::: RECORD EXCERPTS :::

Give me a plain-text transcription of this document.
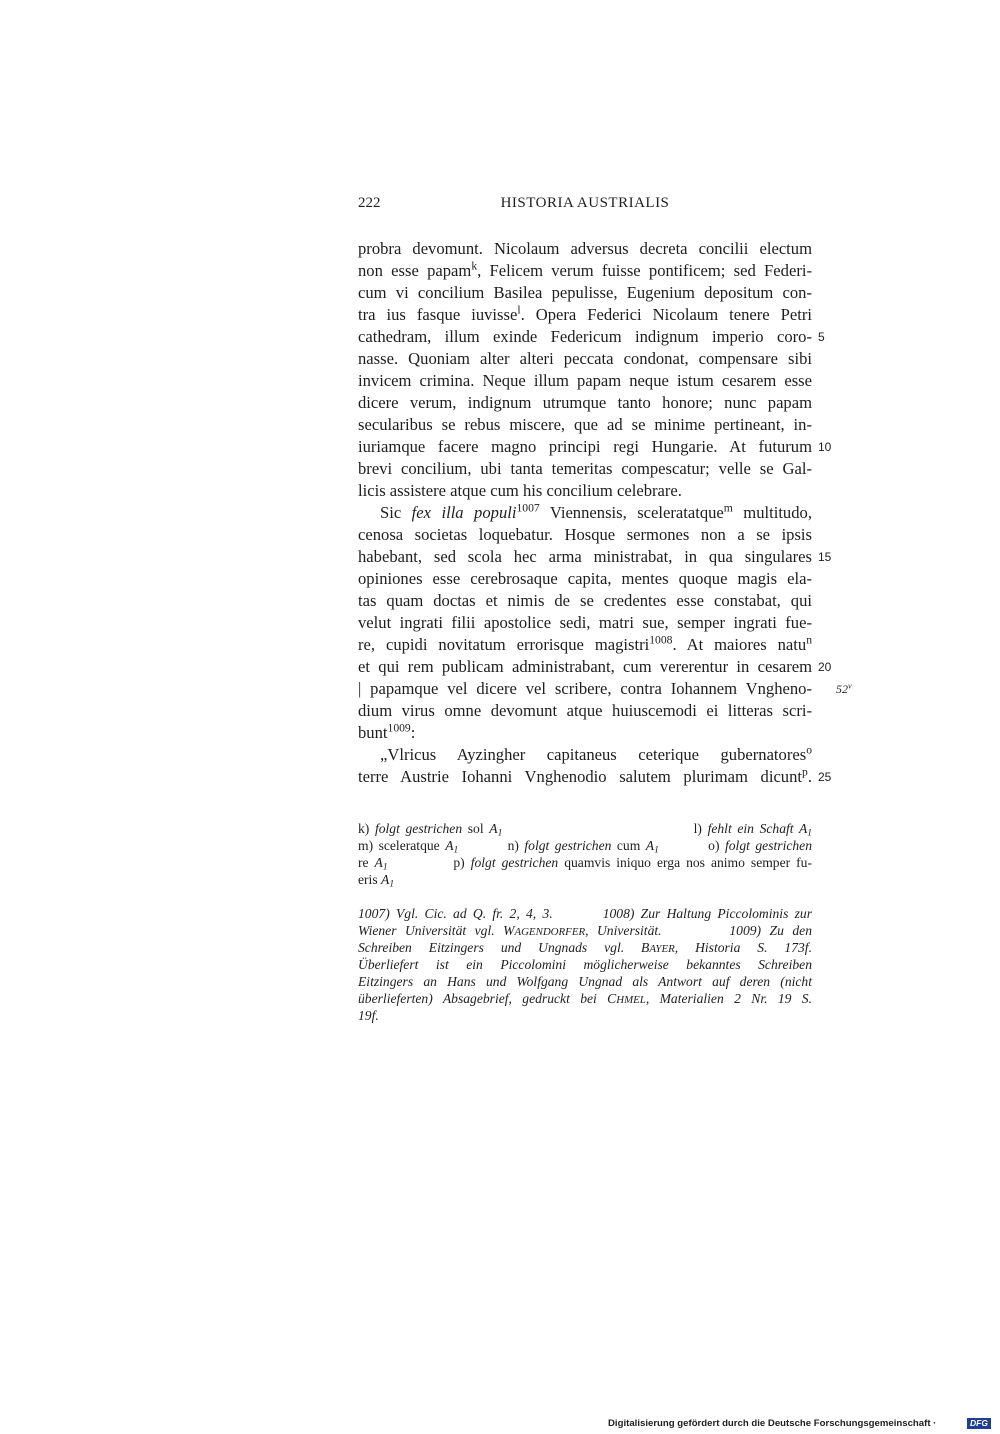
222	HISTORIA AUSTRIALIS
probra devomunt. Nicolaum adversus decreta concilii electum
non esse papam$^k$, Felicem verum fuisse pontificem; sed Federi-
cum vi concilium Basilea pepulisse, Eugenium depositum con-
tra ius fasque iuvisse$^l$. Opera Federici Nicolaum tenere Petri
cathedram, illum exinde Federicum indignum imperio coro-
nasse. Quoniam alter alteri peccata condonat, compensare sibi
invicem crimina. Neque illum papam neque istum cesarem esse
dicere verum, indignum utrumque tanto honore; nunc papam
secularibus se rebus miscere, que ad se minime pertineant, in-
iuriamque facere magno principi regi Hungarie. At futurum
brevi concilium, ubi tanta temeritas compescatur; velle se Gal-
licis assistere atque cum his concilium celebrare.
Sic fex illa populi$^{1007}$ Viennensis, sceleratatque$^m$ multitudo,
cenosa societas loquebatur. Hosque sermones non a se ipsis
habebant, sed scola hec arma ministrabat, in qua singulares
opiniones esse cerebrosaque capita, mentes quoque magis ela-
tas quam doctas et nimis de se credentes esse constabat, qui
velut ingrati filii apostolice sedi, matri sue, semper ingrati fue-
re, cupidi novitatum errorisque magistri$^{1008}$. At maiores natu$^n$
et qui rem publicam administrabant, cum vererentur in cesarem
| papamque vel dicere vel scribere, contra Iohannem Vngheno-
dium virus omne devomunt atque huiuscemodi ei litteras scri-
bunt$^{1009}$:
„Vlricus Ayzingher capitaneus ceterique gubernatores$^o$
terre Austrie Iohanni Vnghenodio salutem plurimam dicunt$^p$.
5
10
15
20
25
52$^v$
k) folgt gestrichen sol $A_1$                                  l) fehlt ein Schaft $A_1$
m) sceleratque $A_1$         n) folgt gestrichen cum $A_1$         o) folgt gestrichen
re $A_1$           p) folgt gestrichen quamvis iniquo erga nos animo semper fu-
eris $A_1$
1007) Vgl. Cic. ad Q. fr. 2, 4, 3.        1008) Zur Haltung Piccolominis zur
Wiener Universität vgl. WAGENDORFER, Universität.        1009) Zu den
Schreiben Eitzingers und Ungnads vgl. BAYER, Historia S. 173f.
Überliefert ist ein Piccolomini möglicherweise bekanntes Schreiben
Eitzingers an Hans und Wolfgang Ungnad als Antwort auf deren (nicht
überlieferten) Absagebrief, gedruckt bei CHMEL, Materialien 2 Nr. 19 S.
19f.
Digitalisierung gefördert durch die Deutsche Forschungsgemeinschaft ·	DFG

:::

EXERCISE DIRECTIONS: The full material above must be output verbatim, minus any pictures.

TASK ANSWER:
Give me a plain-text transcription of this document.
222	HISTORIA AUSTRIALIS
probra devomunt. Nicolaum adversus decreta concilii electum
non esse papam$^k$, Felicem verum fuisse pontificem; sed Federi-
cum vi concilium Basilea pepulisse, Eugenium depositum con-
tra ius fasque iuvisse$^l$. Opera Federici Nicolaum tenere Petri
cathedram, illum exinde Federicum indignum imperio coro-
nasse. Quoniam alter alteri peccata condonat, compensare sibi
invicem crimina. Neque illum papam neque istum cesarem esse
dicere verum, indignum utrumque tanto honore; nunc papam
secularibus se rebus miscere, que ad se minime pertineant, in-
iuriamque facere magno principi regi Hungarie. At futurum
brevi concilium, ubi tanta temeritas compescatur; velle se Gal-
licis assistere atque cum his concilium celebrare.
Sic fex illa populi$^{1007}$ Viennensis, sceleratatque$^m$ multitudo,
cenosa societas loquebatur. Hosque sermones non a se ipsis
habebant, sed scola hec arma ministrabat, in qua singulares
opiniones esse cerebrosaque capita, mentes quoque magis ela-
tas quam doctas et nimis de se credentes esse constabat, qui
velut ingrati filii apostolice sedi, matri sue, semper ingrati fue-
re, cupidi novitatum errorisque magistri$^{1008}$. At maiores natu$^n$
et qui rem publicam administrabant, cum vererentur in cesarem
| papamque vel dicere vel scribere, contra Iohannem Vngheno-
dium virus omne devomunt atque huiuscemodi ei litteras scri-
bunt$^{1009}$:
„Vlricus Ayzingher capitaneus ceterique gubernatores$^o$
terre Austrie Iohanni Vnghenodio salutem plurimam dicunt$^p$.
5
10
15
20
25
52$^v$
k) folgt gestrichen sol $A_1$                                  l) fehlt ein Schaft $A_1$
m) sceleratque $A_1$         n) folgt gestrichen cum $A_1$         o) folgt gestrichen
re $A_1$           p) folgt gestrichen quamvis iniquo erga nos animo semper fu-
eris $A_1$
1007) Vgl. Cic. ad Q. fr. 2, 4, 3.        1008) Zur Haltung Piccolominis zur
Wiener Universität vgl. WAGENDORFER, Universität.        1009) Zu den
Schreiben Eitzingers und Ungnads vgl. BAYER, Historia S. 173f.
Überliefert ist ein Piccolomini möglicherweise bekanntes Schreiben
Eitzingers an Hans und Wolfgang Ungnad als Antwort auf deren (nicht
überlieferten) Absagebrief, gedruckt bei CHMEL, Materialien 2 Nr. 19 S.
19f.
Digitalisierung gefördert durch die Deutsche Forschungsgemeinschaft ·	DFG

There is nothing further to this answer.